» 取り組む内容
提示文によると、2008年に庄内地方にあった分娩取扱施設はいくつですか。

» 提示文
庄内地方の分娩取扱施設は、2008年は10施設あったが、18年以降は5施設(鶴岡市3施設、酒田市2施設)に半減。産科医療の現場では全国的な傾向として、慢性的な人材不足に加え、妊婦の高齢化に伴い出産リスクが高まる傾向にある。また、病院には異常分娩、診療所には正常分娩がそれぞれ集中しスタッフの経験も偏るなど、課題が山積しているという。
助産師出向支援事業はこうした実態を受け、マンパワーの補完や研修などの狙いで助産師が出向する場合、給料の差額を補てんするもの。2013年度に県看護協会が厚生労働省の助成を受けて始め、15年度からは県が同協会に委託して継続している。これまで米沢市(市立病院から島貫医院)、酒田市(日本海総合病院からいちごレディースクリニック)で実績があり、今回が3例目(派遣助産師延べ6人目)となる。

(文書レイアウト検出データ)
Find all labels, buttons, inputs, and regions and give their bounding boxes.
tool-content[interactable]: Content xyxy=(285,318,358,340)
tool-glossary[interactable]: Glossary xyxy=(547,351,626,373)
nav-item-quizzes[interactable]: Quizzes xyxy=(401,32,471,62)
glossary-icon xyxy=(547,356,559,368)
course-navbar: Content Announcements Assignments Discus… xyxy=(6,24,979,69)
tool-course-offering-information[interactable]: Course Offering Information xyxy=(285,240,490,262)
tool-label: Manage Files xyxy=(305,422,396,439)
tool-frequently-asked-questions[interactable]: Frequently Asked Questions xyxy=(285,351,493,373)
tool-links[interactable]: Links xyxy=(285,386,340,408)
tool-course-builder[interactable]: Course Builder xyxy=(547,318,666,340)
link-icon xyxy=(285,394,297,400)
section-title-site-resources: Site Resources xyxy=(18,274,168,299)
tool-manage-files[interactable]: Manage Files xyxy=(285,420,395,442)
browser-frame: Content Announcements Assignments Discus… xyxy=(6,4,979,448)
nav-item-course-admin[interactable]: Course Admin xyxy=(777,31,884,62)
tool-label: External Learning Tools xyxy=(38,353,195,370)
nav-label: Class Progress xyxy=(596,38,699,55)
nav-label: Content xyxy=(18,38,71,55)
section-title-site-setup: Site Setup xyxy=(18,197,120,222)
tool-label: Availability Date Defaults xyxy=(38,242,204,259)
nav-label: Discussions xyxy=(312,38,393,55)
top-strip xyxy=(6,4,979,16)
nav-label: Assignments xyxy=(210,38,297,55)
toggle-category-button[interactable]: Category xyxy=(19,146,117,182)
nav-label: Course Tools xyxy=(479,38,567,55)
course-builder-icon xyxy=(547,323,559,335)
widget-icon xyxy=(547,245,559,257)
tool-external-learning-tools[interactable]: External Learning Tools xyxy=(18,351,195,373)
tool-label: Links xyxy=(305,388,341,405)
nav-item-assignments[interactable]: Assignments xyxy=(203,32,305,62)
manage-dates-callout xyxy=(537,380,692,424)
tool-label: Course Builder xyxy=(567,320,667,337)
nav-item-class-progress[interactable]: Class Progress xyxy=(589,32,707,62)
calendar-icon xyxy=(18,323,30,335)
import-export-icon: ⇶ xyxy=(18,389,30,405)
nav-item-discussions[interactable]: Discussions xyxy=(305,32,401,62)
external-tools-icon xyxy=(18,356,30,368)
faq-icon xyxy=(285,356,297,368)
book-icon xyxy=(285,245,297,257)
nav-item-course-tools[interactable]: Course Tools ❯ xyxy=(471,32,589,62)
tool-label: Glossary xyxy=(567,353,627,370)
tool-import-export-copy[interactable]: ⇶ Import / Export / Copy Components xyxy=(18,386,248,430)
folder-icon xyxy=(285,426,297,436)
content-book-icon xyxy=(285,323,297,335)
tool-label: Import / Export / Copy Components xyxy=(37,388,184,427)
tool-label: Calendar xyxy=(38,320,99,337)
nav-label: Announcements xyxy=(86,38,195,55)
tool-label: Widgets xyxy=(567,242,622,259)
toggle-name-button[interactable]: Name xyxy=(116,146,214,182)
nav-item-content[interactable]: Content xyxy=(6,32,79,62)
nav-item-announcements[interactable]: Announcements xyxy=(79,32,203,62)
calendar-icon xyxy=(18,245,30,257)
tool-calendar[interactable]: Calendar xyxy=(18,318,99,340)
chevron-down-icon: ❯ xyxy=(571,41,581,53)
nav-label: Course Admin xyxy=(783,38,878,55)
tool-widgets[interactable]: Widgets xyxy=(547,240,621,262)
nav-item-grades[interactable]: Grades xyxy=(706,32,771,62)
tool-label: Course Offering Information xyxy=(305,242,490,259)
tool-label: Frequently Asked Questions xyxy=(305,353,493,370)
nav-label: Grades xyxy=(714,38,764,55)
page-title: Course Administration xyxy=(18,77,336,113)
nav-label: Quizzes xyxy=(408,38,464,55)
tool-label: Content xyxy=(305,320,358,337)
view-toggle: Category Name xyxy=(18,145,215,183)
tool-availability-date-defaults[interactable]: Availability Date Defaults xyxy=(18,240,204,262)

» 想定解答
10施設です。